Task description: Pictures excluded, retype the lines from the one containing "Enumerate this screenshot's" through the last line of the data below, both included.

— START Entries shown —

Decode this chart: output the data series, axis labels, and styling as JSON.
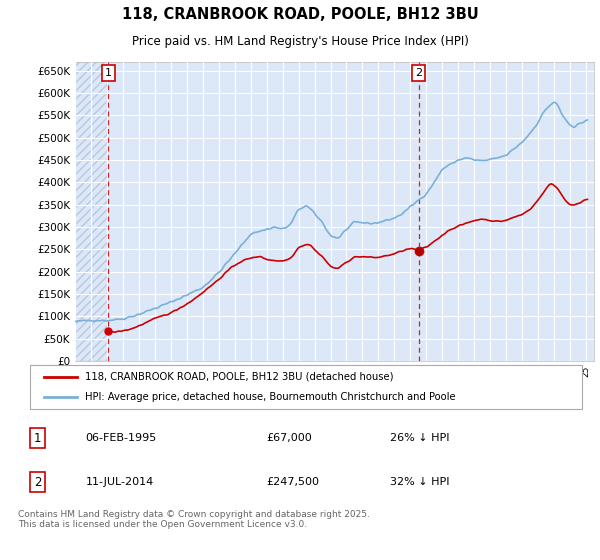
{
  "title": "118, CRANBROOK ROAD, POOLE, BH12 3BU",
  "subtitle": "Price paid vs. HM Land Registry's House Price Index (HPI)",
  "background_color": "#dce8f8",
  "hatch_color": "#c8d8ee",
  "grid_color": "#ffffff",
  "red_color": "#cc0000",
  "blue_color": "#7ab0d8",
  "legend_label_red": "118, CRANBROOK ROAD, POOLE, BH12 3BU (detached house)",
  "legend_label_blue": "HPI: Average price, detached house, Bournemouth Christchurch and Poole",
  "footer": "Contains HM Land Registry data © Crown copyright and database right 2025.\nThis data is licensed under the Open Government Licence v3.0.",
  "sale1_year": 1995.09,
  "sale1_price": 67000,
  "sale2_year": 2014.53,
  "sale2_price": 247500,
  "ylim_max": 670000,
  "ytick_step": 50000,
  "xmin": 1993.0,
  "xmax": 2025.5
}
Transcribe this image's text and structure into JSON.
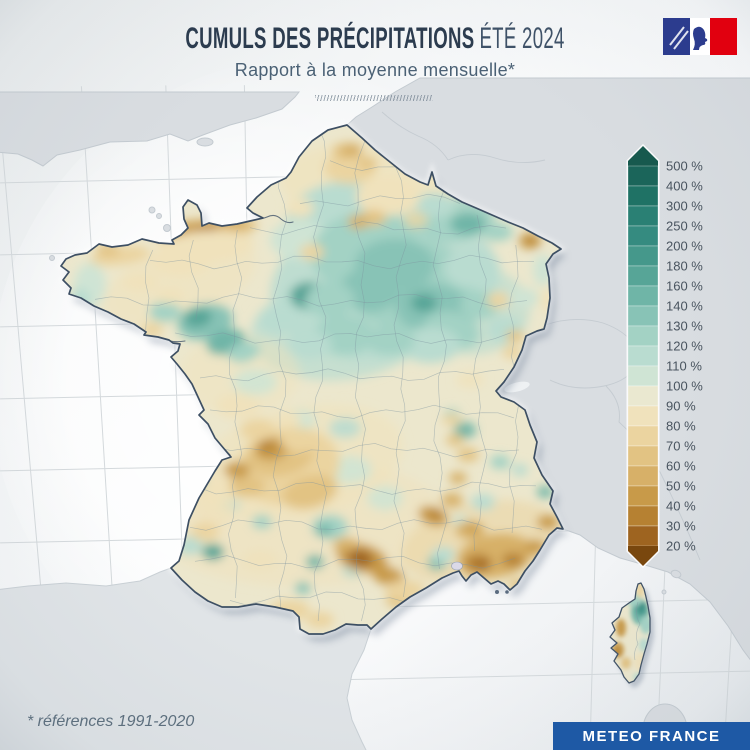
{
  "header": {
    "title_main": "CUMULS DES PRÉCIPITATIONS",
    "title_year": "ÉTÉ 2024",
    "subtitle": "Rapport à la moyenne mensuelle*"
  },
  "footer": {
    "reference_note": "* références 1991-2020",
    "brand": "METEO FRANCE",
    "brand_bg": "#1e59a5"
  },
  "logo": {
    "name": "republique-francaise-flag",
    "blue": "#2c3c8e",
    "white": "#ffffff",
    "red": "#e1000f"
  },
  "legend": {
    "unit": "%",
    "labels": [
      "500 %",
      "400 %",
      "300 %",
      "250 %",
      "200 %",
      "180 %",
      "160 %",
      "140 %",
      "130 %",
      "120 %",
      "110 %",
      "100 %",
      "90 %",
      "80 %",
      "70 %",
      "60 %",
      "50 %",
      "40 %",
      "30 %",
      "20 %"
    ],
    "colors": [
      "#17594e",
      "#1b655a",
      "#1f7265",
      "#2a8074",
      "#358b80",
      "#45988b",
      "#57a597",
      "#6fb5a7",
      "#88c3b6",
      "#a3d2c4",
      "#b9dcd0",
      "#cfe4d4",
      "#eae8d0",
      "#f0e2bc",
      "#ebd4a0",
      "#e2c383",
      "#d7b068",
      "#c89a49",
      "#b68132",
      "#9e6420",
      "#79470e"
    ]
  },
  "map": {
    "base_color": "#ece7cd",
    "sea_color": "#f4f6f7",
    "neighbor_color": "#d9dde1",
    "outline_color": "#3d4f63",
    "palette": {
      "T0": "#cfe4d4",
      "T1": "#b9dcd0",
      "T2": "#a3d2c4",
      "T3": "#88c3b6",
      "T4": "#6fb5a7",
      "T5": "#57a597",
      "T6": "#45988b",
      "T7": "#358b80",
      "B1": "#f0e2bc",
      "B2": "#ebd4a0",
      "B3": "#e2c383",
      "B4": "#d7b068",
      "B5": "#c89a49",
      "B6": "#b68132",
      "B7": "#9e6420"
    },
    "blobs": [
      [
        370,
        180,
        90,
        40,
        0,
        "B1",
        0.7
      ],
      [
        180,
        282,
        80,
        38,
        -20,
        "B1",
        0.55
      ],
      [
        385,
        285,
        115,
        75,
        -8,
        "T1",
        0.9
      ],
      [
        340,
        330,
        90,
        50,
        -5,
        "T1",
        0.75
      ],
      [
        470,
        310,
        60,
        45,
        0,
        "T1",
        0.65
      ],
      [
        455,
        220,
        42,
        22,
        -12,
        "T2",
        0.9
      ],
      [
        300,
        462,
        105,
        55,
        -12,
        "B1",
        0.6
      ],
      [
        300,
        522,
        150,
        65,
        0,
        "B1",
        0.5
      ],
      [
        480,
        542,
        80,
        40,
        -12,
        "B2",
        0.55
      ],
      [
        240,
        375,
        60,
        40,
        0,
        "B1",
        0.45
      ],
      [
        335,
        215,
        50,
        32,
        -15,
        "T1",
        1
      ],
      [
        300,
        240,
        30,
        20,
        0,
        "T0",
        1
      ],
      [
        365,
        250,
        55,
        38,
        -10,
        "T2",
        1
      ],
      [
        410,
        285,
        65,
        45,
        0,
        "T2",
        1
      ],
      [
        395,
        265,
        40,
        26,
        0,
        "T3",
        1
      ],
      [
        435,
        310,
        40,
        26,
        10,
        "T3",
        1
      ],
      [
        370,
        290,
        30,
        22,
        0,
        "T3",
        1
      ],
      [
        310,
        296,
        20,
        14,
        0,
        "T5",
        1
      ],
      [
        311,
        295,
        9,
        7,
        0,
        "T7",
        1
      ],
      [
        424,
        303,
        13,
        9,
        0,
        "T5",
        1
      ],
      [
        452,
        330,
        28,
        18,
        15,
        "T2",
        1
      ],
      [
        472,
        268,
        28,
        20,
        0,
        "T1",
        1
      ],
      [
        505,
        330,
        18,
        13,
        0,
        "T1",
        1
      ],
      [
        525,
        298,
        14,
        10,
        0,
        "T0",
        1
      ],
      [
        543,
        270,
        10,
        16,
        0,
        "T0",
        1
      ],
      [
        480,
        305,
        20,
        14,
        0,
        "T2",
        1
      ],
      [
        430,
        345,
        30,
        18,
        0,
        "T1",
        1
      ],
      [
        390,
        340,
        25,
        15,
        0,
        "T2",
        1
      ],
      [
        345,
        335,
        30,
        20,
        0,
        "T2",
        1
      ],
      [
        310,
        345,
        22,
        14,
        0,
        "T1",
        1
      ],
      [
        278,
        320,
        20,
        14,
        0,
        "T1",
        1
      ],
      [
        330,
        300,
        25,
        18,
        0,
        "T2",
        1
      ],
      [
        468,
        224,
        18,
        11,
        0,
        "T4",
        1
      ],
      [
        497,
        232,
        16,
        9,
        0,
        "T2",
        1
      ],
      [
        435,
        205,
        20,
        12,
        0,
        "T1",
        1
      ],
      [
        205,
        322,
        28,
        18,
        -10,
        "T3",
        1
      ],
      [
        198,
        318,
        14,
        9,
        -10,
        "T5",
        1
      ],
      [
        226,
        342,
        20,
        12,
        -15,
        "T4",
        1
      ],
      [
        244,
        352,
        16,
        10,
        -15,
        "T2",
        1
      ],
      [
        165,
        312,
        16,
        10,
        0,
        "T2",
        1
      ],
      [
        90,
        285,
        16,
        22,
        0,
        "T0",
        1
      ],
      [
        80,
        300,
        10,
        12,
        0,
        "T1",
        1
      ],
      [
        255,
        382,
        22,
        13,
        0,
        "T0",
        0.9
      ],
      [
        300,
        420,
        16,
        10,
        0,
        "T0",
        0.9
      ],
      [
        350,
        470,
        22,
        14,
        0,
        "T0",
        0.9
      ],
      [
        385,
        498,
        18,
        12,
        0,
        "T0",
        0.9
      ],
      [
        330,
        527,
        18,
        12,
        0,
        "T2",
        1
      ],
      [
        324,
        530,
        8,
        6,
        0,
        "T4",
        1
      ],
      [
        315,
        562,
        9,
        7,
        0,
        "T4",
        1
      ],
      [
        303,
        588,
        8,
        6,
        0,
        "T3",
        1
      ],
      [
        352,
        570,
        10,
        7,
        0,
        "T1",
        1
      ],
      [
        213,
        552,
        11,
        8,
        0,
        "T5",
        1
      ],
      [
        190,
        546,
        13,
        9,
        0,
        "T1",
        1
      ],
      [
        196,
        480,
        9,
        7,
        0,
        "T3",
        1
      ],
      [
        230,
        505,
        10,
        7,
        0,
        "T1",
        1
      ],
      [
        262,
        522,
        10,
        7,
        0,
        "T2",
        1
      ],
      [
        345,
        428,
        16,
        10,
        0,
        "T1",
        0.9
      ],
      [
        465,
        430,
        11,
        8,
        0,
        "T4",
        1
      ],
      [
        452,
        415,
        8,
        6,
        0,
        "T2",
        1
      ],
      [
        500,
        462,
        10,
        7,
        0,
        "T2",
        1
      ],
      [
        545,
        492,
        8,
        6,
        0,
        "T4",
        1
      ],
      [
        483,
        502,
        12,
        8,
        0,
        "T1",
        1
      ],
      [
        520,
        470,
        8,
        6,
        0,
        "T1",
        1
      ],
      [
        437,
        563,
        9,
        7,
        0,
        "T4",
        1
      ],
      [
        443,
        555,
        12,
        8,
        0,
        "T1",
        1
      ],
      [
        460,
        520,
        8,
        6,
        0,
        "T0",
        1
      ],
      [
        350,
        168,
        26,
        16,
        0,
        "B2",
        1
      ],
      [
        345,
        151,
        13,
        8,
        0,
        "B3",
        1
      ],
      [
        388,
        196,
        32,
        20,
        0,
        "B1",
        1
      ],
      [
        373,
        218,
        13,
        8,
        0,
        "B3",
        1
      ],
      [
        358,
        222,
        10,
        7,
        0,
        "B4",
        1
      ],
      [
        416,
        220,
        12,
        8,
        0,
        "B2",
        0.8
      ],
      [
        312,
        252,
        12,
        8,
        0,
        "B2",
        1
      ],
      [
        300,
        208,
        14,
        9,
        0,
        "B1",
        1
      ],
      [
        352,
        150,
        10,
        7,
        0,
        "B4",
        1
      ],
      [
        368,
        163,
        9,
        6,
        0,
        "B3",
        1
      ],
      [
        206,
        230,
        52,
        12,
        -6,
        "B3",
        1
      ],
      [
        188,
        230,
        22,
        7,
        -6,
        "B5",
        1
      ],
      [
        208,
        228,
        12,
        5,
        -6,
        "B6",
        1
      ],
      [
        232,
        224,
        16,
        7,
        0,
        "B4",
        1
      ],
      [
        205,
        247,
        50,
        16,
        -5,
        "B1",
        1
      ],
      [
        180,
        262,
        30,
        14,
        0,
        "B1",
        1
      ],
      [
        120,
        256,
        30,
        9,
        -8,
        "B2",
        1
      ],
      [
        108,
        250,
        12,
        6,
        0,
        "B3",
        1
      ],
      [
        140,
        282,
        18,
        9,
        0,
        "B1",
        1
      ],
      [
        152,
        330,
        11,
        7,
        0,
        "B2",
        1
      ],
      [
        170,
        296,
        14,
        8,
        0,
        "B1",
        1
      ],
      [
        530,
        241,
        11,
        8,
        0,
        "B5",
        1
      ],
      [
        531,
        240,
        5,
        4,
        0,
        "B6",
        1
      ],
      [
        498,
        300,
        11,
        8,
        0,
        "B2",
        1
      ],
      [
        515,
        336,
        9,
        6,
        0,
        "B3",
        1
      ],
      [
        548,
        300,
        8,
        12,
        0,
        "B1",
        1
      ],
      [
        470,
        380,
        14,
        8,
        0,
        "B1",
        0.9
      ],
      [
        512,
        352,
        10,
        7,
        0,
        "B2",
        1
      ],
      [
        238,
        406,
        22,
        13,
        0,
        "B1",
        1
      ],
      [
        258,
        430,
        18,
        11,
        0,
        "B2",
        1
      ],
      [
        288,
        420,
        13,
        8,
        0,
        "B1",
        1
      ],
      [
        288,
        466,
        52,
        38,
        -10,
        "B2",
        1
      ],
      [
        280,
        456,
        34,
        20,
        -10,
        "B3",
        1
      ],
      [
        272,
        449,
        17,
        11,
        -10,
        "B5",
        1
      ],
      [
        266,
        446,
        8,
        5,
        0,
        "B6",
        1
      ],
      [
        310,
        492,
        28,
        16,
        -15,
        "B3",
        1
      ],
      [
        247,
        486,
        18,
        11,
        0,
        "B3",
        1
      ],
      [
        237,
        470,
        13,
        8,
        0,
        "B5",
        1
      ],
      [
        300,
        440,
        20,
        12,
        0,
        "B2",
        1
      ],
      [
        215,
        505,
        20,
        24,
        0,
        "B1",
        0.8
      ],
      [
        205,
        532,
        14,
        9,
        0,
        "B2",
        1
      ],
      [
        260,
        560,
        18,
        10,
        0,
        "B1",
        0.9
      ],
      [
        290,
        610,
        20,
        10,
        0,
        "B2",
        1
      ],
      [
        320,
        620,
        14,
        8,
        0,
        "B2",
        1
      ],
      [
        362,
        558,
        26,
        14,
        15,
        "B5",
        1
      ],
      [
        360,
        558,
        13,
        8,
        15,
        "B7",
        1
      ],
      [
        388,
        576,
        16,
        9,
        10,
        "B5",
        1
      ],
      [
        346,
        545,
        13,
        7,
        0,
        "B4",
        1
      ],
      [
        398,
        600,
        12,
        8,
        0,
        "B3",
        1
      ],
      [
        422,
        618,
        13,
        9,
        0,
        "B4",
        1
      ],
      [
        426,
        620,
        6,
        4,
        0,
        "B5",
        1
      ],
      [
        405,
        590,
        20,
        10,
        0,
        "B2",
        1
      ],
      [
        433,
        516,
        15,
        9,
        20,
        "B5",
        1
      ],
      [
        436,
        514,
        7,
        5,
        0,
        "B6",
        1
      ],
      [
        452,
        500,
        11,
        7,
        0,
        "B4",
        1
      ],
      [
        458,
        478,
        9,
        6,
        0,
        "B4",
        1
      ],
      [
        468,
        455,
        11,
        7,
        0,
        "B3",
        1
      ],
      [
        455,
        440,
        9,
        6,
        0,
        "B3",
        1
      ],
      [
        452,
        420,
        10,
        6,
        0,
        "B2",
        1
      ],
      [
        495,
        556,
        38,
        22,
        -10,
        "B4",
        1
      ],
      [
        478,
        563,
        14,
        9,
        0,
        "B6",
        1
      ],
      [
        482,
        565,
        7,
        4,
        0,
        "B7",
        1
      ],
      [
        513,
        560,
        11,
        7,
        0,
        "B6",
        1
      ],
      [
        535,
        547,
        11,
        7,
        0,
        "B5",
        1
      ],
      [
        470,
        530,
        15,
        9,
        0,
        "B4",
        1
      ],
      [
        472,
        528,
        6,
        4,
        0,
        "B5",
        1
      ],
      [
        548,
        522,
        11,
        7,
        0,
        "B5",
        1
      ],
      [
        520,
        585,
        12,
        6,
        0,
        "B3",
        1
      ]
    ],
    "corsica_blobs": [
      [
        640,
        612,
        9,
        13,
        0,
        "T4",
        1
      ],
      [
        641,
        609,
        5,
        7,
        0,
        "T6",
        1
      ],
      [
        642,
        606,
        3,
        4,
        0,
        "T7",
        1
      ],
      [
        646,
        625,
        6,
        9,
        0,
        "T2",
        1
      ],
      [
        634,
        600,
        8,
        6,
        0,
        "T2",
        1
      ],
      [
        640,
        590,
        4,
        8,
        0,
        "B2",
        1
      ],
      [
        621,
        628,
        5,
        9,
        0,
        "B5",
        1
      ],
      [
        618,
        650,
        6,
        8,
        0,
        "B5",
        1
      ],
      [
        617,
        652,
        3,
        4,
        0,
        "B6",
        1
      ],
      [
        626,
        663,
        5,
        6,
        0,
        "B3",
        1
      ],
      [
        641,
        662,
        7,
        9,
        0,
        "B1",
        1
      ],
      [
        638,
        677,
        5,
        4,
        0,
        "T1",
        1
      ],
      [
        644,
        645,
        5,
        7,
        0,
        "T1",
        1
      ]
    ]
  }
}
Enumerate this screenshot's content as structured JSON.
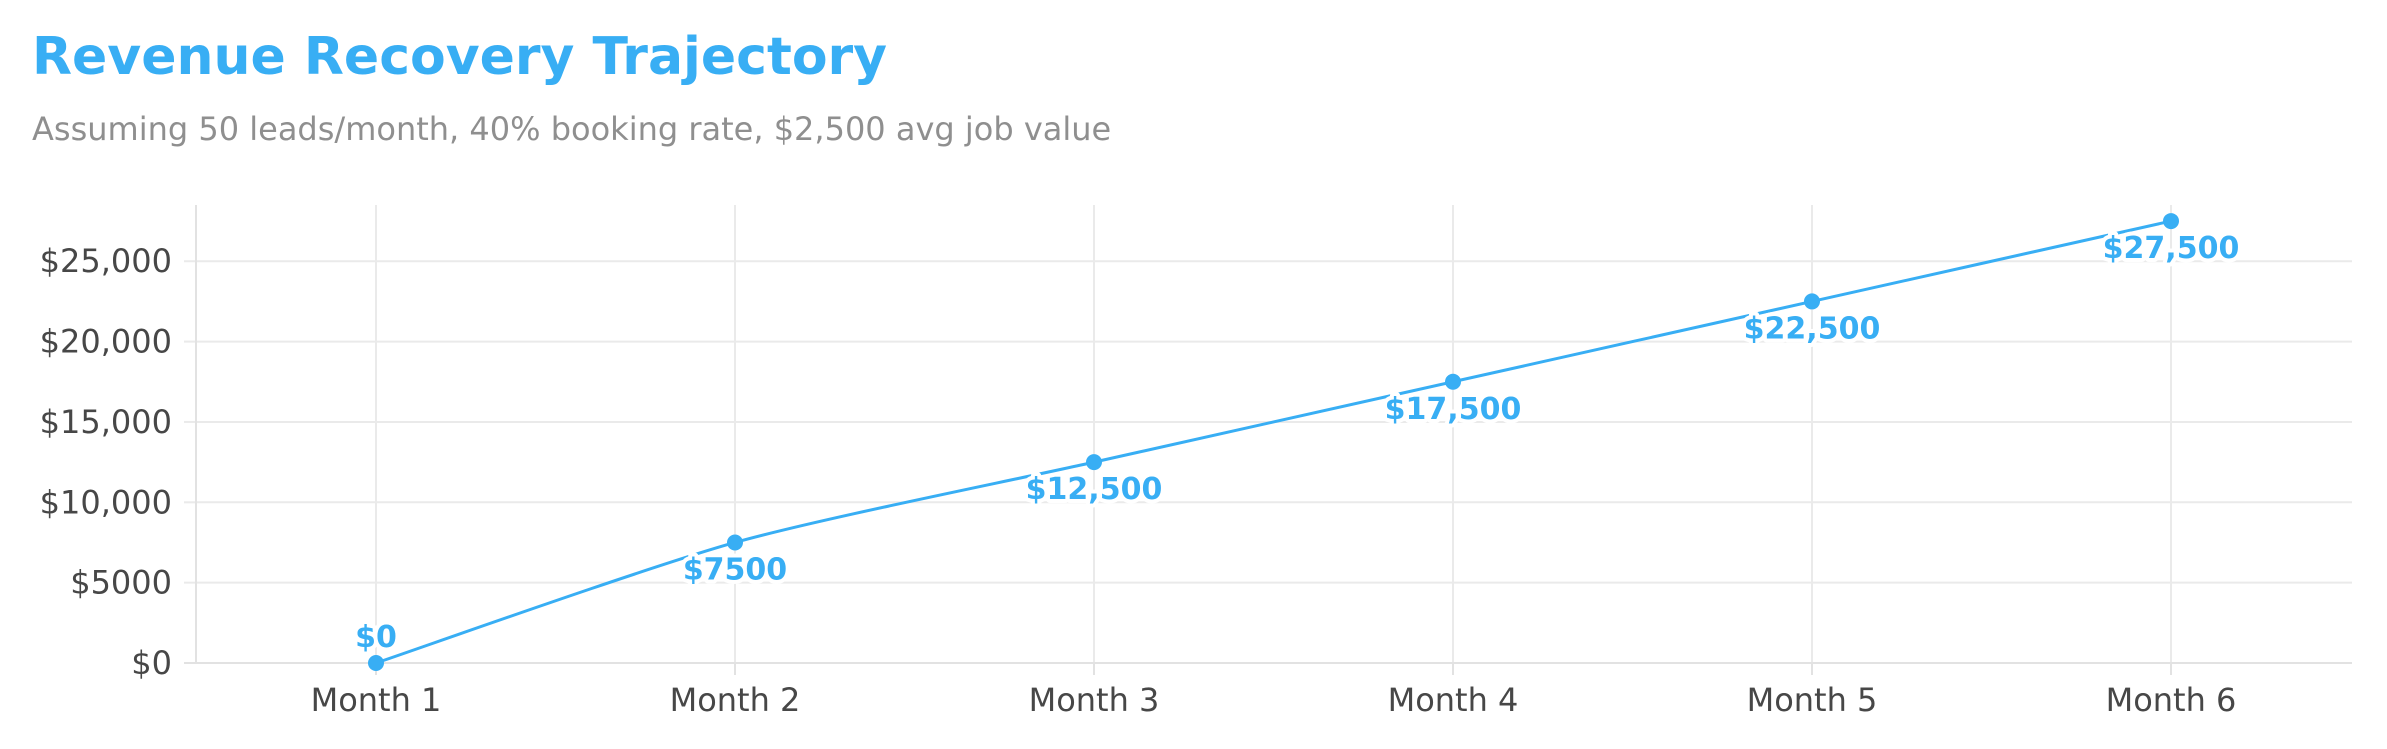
{
  "chart_data": {
    "type": "line",
    "title": "Revenue Recovery Trajectory",
    "subtitle": "Assuming 50 leads/month, 40% booking rate, $2,500 avg job value",
    "xlabel": "",
    "ylabel": "",
    "categories": [
      "Month 1",
      "Month 2",
      "Month 3",
      "Month 4",
      "Month 5",
      "Month 6"
    ],
    "series": [
      {
        "values": [
          0,
          7500,
          12500,
          17500,
          22500,
          27500
        ],
        "labels": [
          "$0",
          "$7500",
          "$12,500",
          "$17,500",
          "$22,500",
          "$27,500"
        ]
      }
    ],
    "y_ticks": [
      0,
      5000,
      10000,
      15000,
      20000,
      25000
    ],
    "y_tick_labels": [
      "$0",
      "$5000",
      "$10,000",
      "$15,000",
      "$20,000",
      "$25,000"
    ],
    "ylim": [
      0,
      28500
    ],
    "grid": true,
    "legend": "none",
    "line_color": "#38aef4",
    "grid_color": "#eaeaea"
  }
}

— END Entries shown —

Full response:
Enumerate this screenshot's content as structured JSON.
{
  "chart_data": {
    "type": "line",
    "title": "Revenue Recovery Trajectory",
    "subtitle": "Assuming 50 leads/month, 40% booking rate, $2,500 avg job value",
    "xlabel": "",
    "ylabel": "",
    "categories": [
      "Month 1",
      "Month 2",
      "Month 3",
      "Month 4",
      "Month 5",
      "Month 6"
    ],
    "series": [
      {
        "values": [
          0,
          7500,
          12500,
          17500,
          22500,
          27500
        ],
        "labels": [
          "$0",
          "$7500",
          "$12,500",
          "$17,500",
          "$22,500",
          "$27,500"
        ]
      }
    ],
    "y_ticks": [
      0,
      5000,
      10000,
      15000,
      20000,
      25000
    ],
    "y_tick_labels": [
      "$0",
      "$5000",
      "$10,000",
      "$15,000",
      "$20,000",
      "$25,000"
    ],
    "ylim": [
      0,
      28500
    ],
    "grid": true,
    "legend": "none",
    "line_color": "#38aef4",
    "grid_color": "#eaeaea"
  }
}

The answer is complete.